>>>>
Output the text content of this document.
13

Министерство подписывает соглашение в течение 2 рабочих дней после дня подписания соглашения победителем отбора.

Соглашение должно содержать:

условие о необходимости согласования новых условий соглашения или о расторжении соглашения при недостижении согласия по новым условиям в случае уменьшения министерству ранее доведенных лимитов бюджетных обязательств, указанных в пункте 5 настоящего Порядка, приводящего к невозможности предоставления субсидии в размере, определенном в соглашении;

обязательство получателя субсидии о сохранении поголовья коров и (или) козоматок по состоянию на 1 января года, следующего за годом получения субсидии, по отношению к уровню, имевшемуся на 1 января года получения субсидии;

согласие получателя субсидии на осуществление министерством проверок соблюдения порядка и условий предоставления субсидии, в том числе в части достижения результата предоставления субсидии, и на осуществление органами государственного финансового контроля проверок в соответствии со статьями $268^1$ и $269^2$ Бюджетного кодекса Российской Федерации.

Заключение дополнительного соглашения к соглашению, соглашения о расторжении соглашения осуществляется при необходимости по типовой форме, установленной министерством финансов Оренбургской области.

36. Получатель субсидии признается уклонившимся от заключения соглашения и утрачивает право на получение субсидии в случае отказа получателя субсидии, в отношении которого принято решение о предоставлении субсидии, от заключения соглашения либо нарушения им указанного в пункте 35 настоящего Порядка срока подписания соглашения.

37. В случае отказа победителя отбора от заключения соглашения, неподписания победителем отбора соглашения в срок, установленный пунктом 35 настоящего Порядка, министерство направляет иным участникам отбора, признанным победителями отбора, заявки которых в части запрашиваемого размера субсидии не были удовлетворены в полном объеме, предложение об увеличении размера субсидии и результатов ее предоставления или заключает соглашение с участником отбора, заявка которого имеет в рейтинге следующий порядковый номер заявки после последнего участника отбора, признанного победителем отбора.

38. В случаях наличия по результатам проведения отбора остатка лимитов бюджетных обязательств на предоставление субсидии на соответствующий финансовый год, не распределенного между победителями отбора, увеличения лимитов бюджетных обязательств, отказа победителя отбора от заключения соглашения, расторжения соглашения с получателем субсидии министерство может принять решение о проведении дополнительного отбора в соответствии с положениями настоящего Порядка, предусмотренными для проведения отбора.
<<<<
Challenge
Find every line that has "победителем" in it, then return those lines.

Reply
Министерство подписывает соглашение в течение 2 рабочих дней после дня подписания соглашения победителем отбора.
37. В случае отказа победителя отбора от заключения соглашения, неподписания победителем отбора соглашения в срок, установленный пунктом 35 настоящего Порядка, министерство направляет иным участникам отбора, признанным победителями отбора, заявки которых в части запрашиваемого размера субсидии не были удовлетворены в полном объеме, предложение об увеличении размера субсидии и результатов ее предоставления или заключает соглашение с участником отбора, заявка которого имеет в рейтинге следующий порядковый номер заявки после последнего участника отбора, признанного победителем отбора.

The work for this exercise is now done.